**The request**. Provide only the number of lines where "panel" occurs.
+ + + + + + +
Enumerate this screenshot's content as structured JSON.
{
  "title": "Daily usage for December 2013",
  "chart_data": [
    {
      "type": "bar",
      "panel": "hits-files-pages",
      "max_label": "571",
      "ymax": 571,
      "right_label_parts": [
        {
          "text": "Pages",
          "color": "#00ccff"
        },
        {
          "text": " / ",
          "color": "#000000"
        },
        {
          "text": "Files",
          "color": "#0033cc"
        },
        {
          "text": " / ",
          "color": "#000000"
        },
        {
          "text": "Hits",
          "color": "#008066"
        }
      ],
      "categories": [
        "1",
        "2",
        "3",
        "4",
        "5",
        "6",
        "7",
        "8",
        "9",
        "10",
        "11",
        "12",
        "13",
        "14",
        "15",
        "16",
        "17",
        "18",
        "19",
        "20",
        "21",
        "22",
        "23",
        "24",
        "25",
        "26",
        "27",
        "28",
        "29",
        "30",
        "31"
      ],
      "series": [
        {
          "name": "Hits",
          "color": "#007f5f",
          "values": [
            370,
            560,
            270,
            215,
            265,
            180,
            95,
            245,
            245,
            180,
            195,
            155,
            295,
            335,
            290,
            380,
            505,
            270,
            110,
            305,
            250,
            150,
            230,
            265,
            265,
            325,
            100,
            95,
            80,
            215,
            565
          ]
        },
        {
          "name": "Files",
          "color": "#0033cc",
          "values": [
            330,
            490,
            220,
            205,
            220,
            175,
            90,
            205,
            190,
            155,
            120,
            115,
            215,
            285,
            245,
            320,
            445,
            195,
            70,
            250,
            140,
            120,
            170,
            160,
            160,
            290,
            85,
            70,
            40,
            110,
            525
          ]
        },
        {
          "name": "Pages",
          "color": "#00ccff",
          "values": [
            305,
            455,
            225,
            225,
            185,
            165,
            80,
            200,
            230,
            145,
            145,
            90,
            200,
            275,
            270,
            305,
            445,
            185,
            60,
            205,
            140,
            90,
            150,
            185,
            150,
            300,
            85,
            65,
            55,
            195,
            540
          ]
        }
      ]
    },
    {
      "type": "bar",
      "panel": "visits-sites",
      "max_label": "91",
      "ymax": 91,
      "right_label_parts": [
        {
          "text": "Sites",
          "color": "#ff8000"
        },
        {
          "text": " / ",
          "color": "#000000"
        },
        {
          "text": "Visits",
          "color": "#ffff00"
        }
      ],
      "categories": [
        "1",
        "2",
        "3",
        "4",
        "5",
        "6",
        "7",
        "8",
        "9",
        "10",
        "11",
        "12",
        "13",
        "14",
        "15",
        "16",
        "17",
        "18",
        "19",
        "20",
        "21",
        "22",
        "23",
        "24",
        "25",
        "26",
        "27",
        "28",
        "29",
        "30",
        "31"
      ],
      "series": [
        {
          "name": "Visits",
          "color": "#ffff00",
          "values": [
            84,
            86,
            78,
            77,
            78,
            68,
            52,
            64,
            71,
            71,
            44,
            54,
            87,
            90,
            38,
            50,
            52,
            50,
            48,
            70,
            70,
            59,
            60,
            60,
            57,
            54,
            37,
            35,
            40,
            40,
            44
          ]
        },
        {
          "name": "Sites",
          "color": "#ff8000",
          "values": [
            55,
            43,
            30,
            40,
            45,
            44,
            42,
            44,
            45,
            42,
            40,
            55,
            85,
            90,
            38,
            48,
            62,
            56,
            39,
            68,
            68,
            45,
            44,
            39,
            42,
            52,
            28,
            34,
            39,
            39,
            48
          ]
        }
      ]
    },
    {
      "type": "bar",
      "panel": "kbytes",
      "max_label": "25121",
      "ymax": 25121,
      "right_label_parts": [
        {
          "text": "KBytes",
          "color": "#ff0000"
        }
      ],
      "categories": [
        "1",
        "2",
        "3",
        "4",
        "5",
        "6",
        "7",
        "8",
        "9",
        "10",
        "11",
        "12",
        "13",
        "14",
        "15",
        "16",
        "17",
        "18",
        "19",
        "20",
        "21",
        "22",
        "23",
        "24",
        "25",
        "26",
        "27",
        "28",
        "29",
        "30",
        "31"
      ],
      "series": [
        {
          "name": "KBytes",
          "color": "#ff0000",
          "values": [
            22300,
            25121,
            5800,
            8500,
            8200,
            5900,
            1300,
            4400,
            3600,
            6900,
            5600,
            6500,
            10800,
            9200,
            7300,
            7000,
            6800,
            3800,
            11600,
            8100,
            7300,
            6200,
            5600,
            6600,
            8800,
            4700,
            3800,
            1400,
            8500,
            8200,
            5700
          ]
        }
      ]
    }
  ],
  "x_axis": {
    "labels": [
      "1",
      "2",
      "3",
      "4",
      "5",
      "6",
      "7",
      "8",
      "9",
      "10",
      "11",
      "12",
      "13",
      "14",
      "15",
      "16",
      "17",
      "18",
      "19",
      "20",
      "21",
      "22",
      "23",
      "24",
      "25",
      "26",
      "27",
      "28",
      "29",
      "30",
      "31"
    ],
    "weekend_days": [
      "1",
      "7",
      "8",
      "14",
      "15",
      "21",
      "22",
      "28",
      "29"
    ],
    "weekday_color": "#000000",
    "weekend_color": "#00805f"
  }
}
+ + + + + + +
**Exercise solution**. 3